** Aim of the exercise **
Repeat the entire listing exactly.

──────────

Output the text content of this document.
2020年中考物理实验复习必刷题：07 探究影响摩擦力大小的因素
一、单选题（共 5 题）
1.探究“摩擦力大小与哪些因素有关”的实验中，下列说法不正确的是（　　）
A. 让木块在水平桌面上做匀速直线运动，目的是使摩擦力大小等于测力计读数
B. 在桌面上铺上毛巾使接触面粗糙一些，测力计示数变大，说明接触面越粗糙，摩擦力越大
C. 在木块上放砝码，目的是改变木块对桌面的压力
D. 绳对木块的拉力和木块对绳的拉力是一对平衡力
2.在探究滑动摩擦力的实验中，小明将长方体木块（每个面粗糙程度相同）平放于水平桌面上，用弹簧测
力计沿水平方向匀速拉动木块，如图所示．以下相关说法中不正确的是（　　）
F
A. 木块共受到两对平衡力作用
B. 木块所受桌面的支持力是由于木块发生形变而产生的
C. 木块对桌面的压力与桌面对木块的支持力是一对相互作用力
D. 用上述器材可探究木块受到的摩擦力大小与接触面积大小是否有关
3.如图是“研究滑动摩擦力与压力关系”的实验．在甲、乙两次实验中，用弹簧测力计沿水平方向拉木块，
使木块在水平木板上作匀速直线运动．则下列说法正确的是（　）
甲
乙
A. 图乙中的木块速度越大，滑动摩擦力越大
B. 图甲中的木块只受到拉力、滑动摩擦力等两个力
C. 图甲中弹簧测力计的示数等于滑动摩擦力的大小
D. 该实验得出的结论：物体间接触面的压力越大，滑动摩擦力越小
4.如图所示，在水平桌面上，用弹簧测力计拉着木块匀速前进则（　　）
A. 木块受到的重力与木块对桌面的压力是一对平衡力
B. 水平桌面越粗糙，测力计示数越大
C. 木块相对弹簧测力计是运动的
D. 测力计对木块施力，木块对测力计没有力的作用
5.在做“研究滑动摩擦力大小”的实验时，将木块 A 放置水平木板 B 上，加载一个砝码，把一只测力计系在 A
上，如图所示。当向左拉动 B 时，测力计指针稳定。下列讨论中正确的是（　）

──────────

** Complete output **
Output the text content of this document.
2020年中考物理实验复习必刷题：07 探究影响摩擦力大小的因素
一、单选题（共 5 题）
1.探究“摩擦力大小与哪些因素有关”的实验中，下列说法不正确的是（　　）
A. 让木块在水平桌面上做匀速直线运动，目的是使摩擦力大小等于测力计读数
B. 在桌面上铺上毛巾使接触面粗糙一些，测力计示数变大，说明接触面越粗糙，摩擦力越大
C. 在木块上放砝码，目的是改变木块对桌面的压力
D. 绳对木块的拉力和木块对绳的拉力是一对平衡力
2.在探究滑动摩擦力的实验中，小明将长方体木块（每个面粗糙程度相同）平放于水平桌面上，用弹簧测
力计沿水平方向匀速拉动木块，如图所示．以下相关说法中不正确的是（　　）
F
A. 木块共受到两对平衡力作用
B. 木块所受桌面的支持力是由于木块发生形变而产生的
C. 木块对桌面的压力与桌面对木块的支持力是一对相互作用力
D. 用上述器材可探究木块受到的摩擦力大小与接触面积大小是否有关
3.如图是“研究滑动摩擦力与压力关系”的实验．在甲、乙两次实验中，用弹簧测力计沿水平方向拉木块，
使木块在水平木板上作匀速直线运动．则下列说法正确的是（　）
甲
乙
A. 图乙中的木块速度越大，滑动摩擦力越大
B. 图甲中的木块只受到拉力、滑动摩擦力等两个力
C. 图甲中弹簧测力计的示数等于滑动摩擦力的大小
D. 该实验得出的结论：物体间接触面的压力越大，滑动摩擦力越小
4.如图所示，在水平桌面上，用弹簧测力计拉着木块匀速前进则（　　）
A. 木块受到的重力与木块对桌面的压力是一对平衡力
B. 水平桌面越粗糙，测力计示数越大
C. 木块相对弹簧测力计是运动的
D. 测力计对木块施力，木块对测力计没有力的作用
5.在做“研究滑动摩擦力大小”的实验时，将木块 A 放置水平木板 B 上，加载一个砝码，把一只测力计系在 A
上，如图所示。当向左拉动 B 时，测力计指针稳定。下列讨论中正确的是（　）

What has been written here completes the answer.